Extrahierte Einträge:
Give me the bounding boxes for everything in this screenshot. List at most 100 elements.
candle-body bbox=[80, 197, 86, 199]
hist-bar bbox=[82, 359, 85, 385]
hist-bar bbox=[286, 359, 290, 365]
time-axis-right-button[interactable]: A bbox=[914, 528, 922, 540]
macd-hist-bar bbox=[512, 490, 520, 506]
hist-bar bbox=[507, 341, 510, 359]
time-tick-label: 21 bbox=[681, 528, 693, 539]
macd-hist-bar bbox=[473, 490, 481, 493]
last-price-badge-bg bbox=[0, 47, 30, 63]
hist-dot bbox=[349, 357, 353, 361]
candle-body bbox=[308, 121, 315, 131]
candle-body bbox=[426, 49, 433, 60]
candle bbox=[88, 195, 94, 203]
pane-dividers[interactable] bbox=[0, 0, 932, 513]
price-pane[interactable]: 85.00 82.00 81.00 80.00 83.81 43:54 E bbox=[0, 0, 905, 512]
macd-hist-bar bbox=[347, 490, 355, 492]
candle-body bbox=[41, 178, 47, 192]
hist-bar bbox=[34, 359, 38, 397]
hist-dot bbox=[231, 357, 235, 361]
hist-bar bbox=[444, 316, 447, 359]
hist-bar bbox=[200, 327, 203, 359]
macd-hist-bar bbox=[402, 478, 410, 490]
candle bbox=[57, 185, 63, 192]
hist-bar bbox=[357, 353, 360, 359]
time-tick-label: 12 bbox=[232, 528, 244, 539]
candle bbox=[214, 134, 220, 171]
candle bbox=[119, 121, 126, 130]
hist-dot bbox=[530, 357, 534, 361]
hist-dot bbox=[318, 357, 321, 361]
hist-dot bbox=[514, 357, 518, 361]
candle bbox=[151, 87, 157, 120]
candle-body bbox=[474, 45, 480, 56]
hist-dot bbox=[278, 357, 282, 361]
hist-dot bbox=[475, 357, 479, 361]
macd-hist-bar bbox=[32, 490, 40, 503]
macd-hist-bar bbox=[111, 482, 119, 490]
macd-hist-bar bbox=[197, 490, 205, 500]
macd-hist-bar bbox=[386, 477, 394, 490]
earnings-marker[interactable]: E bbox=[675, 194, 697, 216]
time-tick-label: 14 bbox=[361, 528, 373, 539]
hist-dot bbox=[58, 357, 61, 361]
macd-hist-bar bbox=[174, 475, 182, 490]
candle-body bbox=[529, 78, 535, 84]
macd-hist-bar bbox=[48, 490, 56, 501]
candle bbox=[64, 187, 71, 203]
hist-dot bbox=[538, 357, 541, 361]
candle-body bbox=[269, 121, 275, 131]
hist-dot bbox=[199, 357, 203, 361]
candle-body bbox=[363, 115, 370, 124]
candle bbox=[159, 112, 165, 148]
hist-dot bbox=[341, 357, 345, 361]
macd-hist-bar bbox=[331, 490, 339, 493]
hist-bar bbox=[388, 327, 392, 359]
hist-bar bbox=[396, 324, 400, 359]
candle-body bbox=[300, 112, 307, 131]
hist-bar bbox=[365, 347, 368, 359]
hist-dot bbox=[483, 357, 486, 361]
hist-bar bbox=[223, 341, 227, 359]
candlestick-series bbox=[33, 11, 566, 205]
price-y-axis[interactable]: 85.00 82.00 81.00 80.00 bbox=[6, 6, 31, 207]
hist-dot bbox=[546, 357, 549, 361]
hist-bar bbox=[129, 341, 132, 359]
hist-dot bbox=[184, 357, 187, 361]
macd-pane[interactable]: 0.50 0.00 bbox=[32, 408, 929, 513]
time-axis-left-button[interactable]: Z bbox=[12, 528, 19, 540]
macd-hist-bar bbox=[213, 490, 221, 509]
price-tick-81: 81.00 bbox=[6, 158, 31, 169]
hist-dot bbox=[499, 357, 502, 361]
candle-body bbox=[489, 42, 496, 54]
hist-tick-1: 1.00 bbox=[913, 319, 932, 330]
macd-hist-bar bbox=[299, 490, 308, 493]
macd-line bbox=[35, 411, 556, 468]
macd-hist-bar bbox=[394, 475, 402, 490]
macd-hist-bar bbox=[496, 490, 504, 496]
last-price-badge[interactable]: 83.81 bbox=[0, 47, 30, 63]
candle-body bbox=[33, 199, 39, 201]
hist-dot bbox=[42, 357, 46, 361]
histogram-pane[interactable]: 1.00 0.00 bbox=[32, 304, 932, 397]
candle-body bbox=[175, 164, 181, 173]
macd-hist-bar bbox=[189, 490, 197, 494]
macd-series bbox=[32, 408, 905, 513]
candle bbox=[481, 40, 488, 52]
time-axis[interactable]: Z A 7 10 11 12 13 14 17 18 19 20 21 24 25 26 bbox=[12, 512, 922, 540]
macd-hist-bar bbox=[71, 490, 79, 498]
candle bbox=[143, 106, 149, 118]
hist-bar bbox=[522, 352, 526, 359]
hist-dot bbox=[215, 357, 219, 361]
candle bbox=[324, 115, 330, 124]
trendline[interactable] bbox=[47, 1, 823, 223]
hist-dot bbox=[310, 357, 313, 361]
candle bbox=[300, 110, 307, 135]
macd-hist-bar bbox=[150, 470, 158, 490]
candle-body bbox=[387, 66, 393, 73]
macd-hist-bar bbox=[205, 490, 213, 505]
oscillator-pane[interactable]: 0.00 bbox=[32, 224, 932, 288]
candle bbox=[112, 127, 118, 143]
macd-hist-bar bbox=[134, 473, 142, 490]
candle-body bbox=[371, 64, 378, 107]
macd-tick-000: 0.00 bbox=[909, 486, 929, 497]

Gestellte Aufgabe: Aktualisiere die Zeilen vom Anfang der Datensätze bis einschließlich der Zeile mit „hist-bar bbox=[444, 316, 447, 359]“, indem du „pane-dividers“ durch „pane-separators“ ersetzt. Alles andere bleibt gleich.

Lösung der Aufgabe:
Give me the bounding boxes for everything in this screenshot. List at most 100 elements.
candle-body bbox=[80, 197, 86, 199]
hist-bar bbox=[82, 359, 85, 385]
hist-bar bbox=[286, 359, 290, 365]
time-axis-right-button[interactable]: A bbox=[914, 528, 922, 540]
macd-hist-bar bbox=[512, 490, 520, 506]
hist-bar bbox=[507, 341, 510, 359]
time-tick-label: 21 bbox=[681, 528, 693, 539]
macd-hist-bar bbox=[473, 490, 481, 493]
last-price-badge-bg bbox=[0, 47, 30, 63]
hist-dot bbox=[349, 357, 353, 361]
candle-body bbox=[308, 121, 315, 131]
candle-body bbox=[426, 49, 433, 60]
candle bbox=[88, 195, 94, 203]
pane-separators[interactable] bbox=[0, 0, 932, 513]
price-pane[interactable]: 85.00 82.00 81.00 80.00 83.81 43:54 E bbox=[0, 0, 905, 512]
macd-hist-bar bbox=[347, 490, 355, 492]
candle-body bbox=[41, 178, 47, 192]
hist-bar bbox=[34, 359, 38, 397]
hist-dot bbox=[231, 357, 235, 361]
hist-bar bbox=[444, 316, 447, 359]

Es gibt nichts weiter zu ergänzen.